- **Exercise requirements**: Copy out the data exactly, leaving the pictures behind.

————————

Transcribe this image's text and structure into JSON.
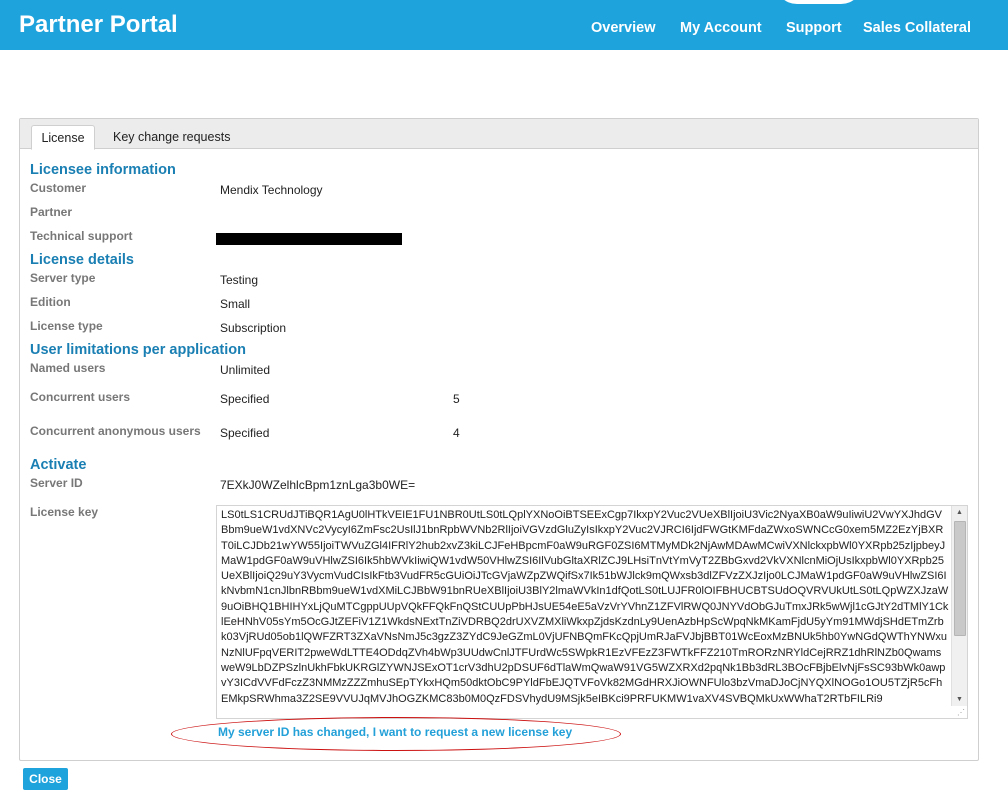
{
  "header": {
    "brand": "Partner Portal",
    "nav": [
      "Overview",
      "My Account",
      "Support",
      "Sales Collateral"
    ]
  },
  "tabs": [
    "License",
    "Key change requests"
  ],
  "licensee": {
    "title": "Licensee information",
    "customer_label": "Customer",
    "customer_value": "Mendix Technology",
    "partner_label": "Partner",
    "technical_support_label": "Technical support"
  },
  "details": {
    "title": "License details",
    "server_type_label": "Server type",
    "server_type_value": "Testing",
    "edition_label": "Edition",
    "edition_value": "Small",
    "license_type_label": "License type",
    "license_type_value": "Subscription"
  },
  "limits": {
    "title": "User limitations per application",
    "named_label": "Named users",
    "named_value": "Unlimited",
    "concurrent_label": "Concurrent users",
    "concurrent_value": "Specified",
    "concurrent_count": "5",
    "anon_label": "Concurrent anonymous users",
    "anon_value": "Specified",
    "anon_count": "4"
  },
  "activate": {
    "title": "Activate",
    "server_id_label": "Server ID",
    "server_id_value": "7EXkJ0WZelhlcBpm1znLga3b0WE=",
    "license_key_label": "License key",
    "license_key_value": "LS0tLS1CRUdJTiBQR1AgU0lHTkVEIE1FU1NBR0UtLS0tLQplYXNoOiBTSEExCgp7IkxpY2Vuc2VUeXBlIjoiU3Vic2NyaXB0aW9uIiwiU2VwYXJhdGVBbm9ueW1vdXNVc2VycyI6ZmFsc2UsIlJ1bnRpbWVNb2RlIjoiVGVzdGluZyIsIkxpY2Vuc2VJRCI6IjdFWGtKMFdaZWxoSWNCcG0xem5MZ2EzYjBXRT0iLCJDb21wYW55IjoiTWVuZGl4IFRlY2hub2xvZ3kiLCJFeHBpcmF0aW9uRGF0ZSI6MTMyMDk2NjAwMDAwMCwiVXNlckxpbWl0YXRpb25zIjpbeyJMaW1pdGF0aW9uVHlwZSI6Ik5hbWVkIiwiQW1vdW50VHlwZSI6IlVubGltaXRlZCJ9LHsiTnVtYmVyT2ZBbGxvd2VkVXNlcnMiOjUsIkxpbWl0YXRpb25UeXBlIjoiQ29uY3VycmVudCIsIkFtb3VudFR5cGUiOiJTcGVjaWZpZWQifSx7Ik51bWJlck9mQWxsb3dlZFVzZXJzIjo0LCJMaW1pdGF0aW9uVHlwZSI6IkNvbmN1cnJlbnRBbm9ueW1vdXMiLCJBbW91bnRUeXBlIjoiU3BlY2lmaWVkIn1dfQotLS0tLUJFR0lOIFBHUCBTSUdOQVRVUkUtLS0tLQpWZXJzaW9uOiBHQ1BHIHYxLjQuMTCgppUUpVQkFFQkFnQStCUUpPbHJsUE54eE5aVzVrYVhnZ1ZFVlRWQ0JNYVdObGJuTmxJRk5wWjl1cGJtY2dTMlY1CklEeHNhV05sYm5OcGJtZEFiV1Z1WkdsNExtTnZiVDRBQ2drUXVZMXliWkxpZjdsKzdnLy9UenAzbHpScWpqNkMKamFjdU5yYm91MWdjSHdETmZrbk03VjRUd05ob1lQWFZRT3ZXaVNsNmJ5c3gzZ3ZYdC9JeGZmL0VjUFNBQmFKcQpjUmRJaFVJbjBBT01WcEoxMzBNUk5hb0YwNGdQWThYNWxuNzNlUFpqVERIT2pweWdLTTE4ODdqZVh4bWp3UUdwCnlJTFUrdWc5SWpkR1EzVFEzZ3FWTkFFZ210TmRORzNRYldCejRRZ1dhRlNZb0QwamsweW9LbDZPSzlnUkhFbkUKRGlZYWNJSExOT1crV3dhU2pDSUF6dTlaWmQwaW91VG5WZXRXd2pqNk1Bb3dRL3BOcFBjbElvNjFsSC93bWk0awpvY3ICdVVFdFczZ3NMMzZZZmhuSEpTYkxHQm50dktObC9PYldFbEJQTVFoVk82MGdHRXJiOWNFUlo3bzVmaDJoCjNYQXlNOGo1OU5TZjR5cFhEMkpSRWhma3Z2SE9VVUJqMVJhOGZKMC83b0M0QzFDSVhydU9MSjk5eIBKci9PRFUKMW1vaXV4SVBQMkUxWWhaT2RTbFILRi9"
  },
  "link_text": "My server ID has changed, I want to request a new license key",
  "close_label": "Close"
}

————————

- **Exercise answer**:
Transcribe this image's text and structure into JSON.
{
  "header": {
    "brand": "Partner Portal",
    "nav": [
      "Overview",
      "My Account",
      "Support",
      "Sales Collateral"
    ]
  },
  "tabs": [
    "License",
    "Key change requests"
  ],
  "licensee": {
    "title": "Licensee information",
    "customer_label": "Customer",
    "customer_value": "Mendix Technology",
    "partner_label": "Partner",
    "technical_support_label": "Technical support"
  },
  "details": {
    "title": "License details",
    "server_type_label": "Server type",
    "server_type_value": "Testing",
    "edition_label": "Edition",
    "edition_value": "Small",
    "license_type_label": "License type",
    "license_type_value": "Subscription"
  },
  "limits": {
    "title": "User limitations per application",
    "named_label": "Named users",
    "named_value": "Unlimited",
    "concurrent_label": "Concurrent users",
    "concurrent_value": "Specified",
    "concurrent_count": "5",
    "anon_label": "Concurrent anonymous users",
    "anon_value": "Specified",
    "anon_count": "4"
  },
  "activate": {
    "title": "Activate",
    "server_id_label": "Server ID",
    "server_id_value": "7EXkJ0WZelhlcBpm1znLga3b0WE=",
    "license_key_label": "License key",
    "license_key_value": "LS0tLS1CRUdJTiBQR1AgU0lHTkVEIE1FU1NBR0UtLS0tLQplYXNoOiBTSEExCgp7IkxpY2Vuc2VUeXBlIjoiU3Vic2NyaXB0aW9uIiwiU2VwYXJhdGVBbm9ueW1vdXNVc2VycyI6ZmFsc2UsIlJ1bnRpbWVNb2RlIjoiVGVzdGluZyIsIkxpY2Vuc2VJRCI6IjdFWGtKMFdaZWxoSWNCcG0xem5MZ2EzYjBXRT0iLCJDb21wYW55IjoiTWVuZGl4IFRlY2hub2xvZ3kiLCJFeHBpcmF0aW9uRGF0ZSI6MTMyMDk2NjAwMDAwMCwiVXNlckxpbWl0YXRpb25zIjpbeyJMaW1pdGF0aW9uVHlwZSI6Ik5hbWVkIiwiQW1vdW50VHlwZSI6IlVubGltaXRlZCJ9LHsiTnVtYmVyT2ZBbGxvd2VkVXNlcnMiOjUsIkxpbWl0YXRpb25UeXBlIjoiQ29uY3VycmVudCIsIkFtb3VudFR5cGUiOiJTcGVjaWZpZWQifSx7Ik51bWJlck9mQWxsb3dlZFVzZXJzIjo0LCJMaW1pdGF0aW9uVHlwZSI6IkNvbmN1cnJlbnRBbm9ueW1vdXMiLCJBbW91bnRUeXBlIjoiU3BlY2lmaWVkIn1dfQotLS0tLUJFR0lOIFBHUCBTSUdOQVRVUkUtLS0tLQpWZXJzaW9uOiBHQ1BHIHYxLjQuMTCgppUUpVQkFFQkFnQStCUUpPbHJsUE54eE5aVzVrYVhnZ1ZFVlRWQ0JNYVdObGJuTmxJRk5wWjl1cGJtY2dTMlY1CklEeHNhV05sYm5OcGJtZEFiV1Z1WkdsNExtTnZiVDRBQ2drUXVZMXliWkxpZjdsKzdnLy9UenAzbHpScWpqNkMKamFjdU5yYm91MWdjSHdETmZrbk03VjRUd05ob1lQWFZRT3ZXaVNsNmJ5c3gzZ3ZYdC9JeGZmL0VjUFNBQmFKcQpjUmRJaFVJbjBBT01WcEoxMzBNUk5hb0YwNGdQWThYNWxuNzNlUFpqVERIT2pweWdLTTE4ODdqZVh4bWp3UUdwCnlJTFUrdWc5SWpkR1EzVFEzZ3FWTkFFZ210TmRORzNRYldCejRRZ1dhRlNZb0QwamsweW9LbDZPSzlnUkhFbkUKRGlZYWNJSExOT1crV3dhU2pDSUF6dTlaWmQwaW91VG5WZXRXd2pqNk1Bb3dRL3BOcFBjbElvNjFsSC93bWk0awpvY3ICdVVFdFczZ3NMMzZZZmhuSEpTYkxHQm50dktObC9PYldFbEJQTVFoVk82MGdHRXJiOWNFUlo3bzVmaDJoCjNYQXlNOGo1OU5TZjR5cFhEMkpSRWhma3Z2SE9VVUJqMVJhOGZKMC83b0M0QzFDSVhydU9MSjk5eIBKci9PRFUKMW1vaXV4SVBQMkUxWWhaT2RTbFILRi9"
  },
  "link_text": "My server ID has changed, I want to request a new license key",
  "close_label": "Close"
}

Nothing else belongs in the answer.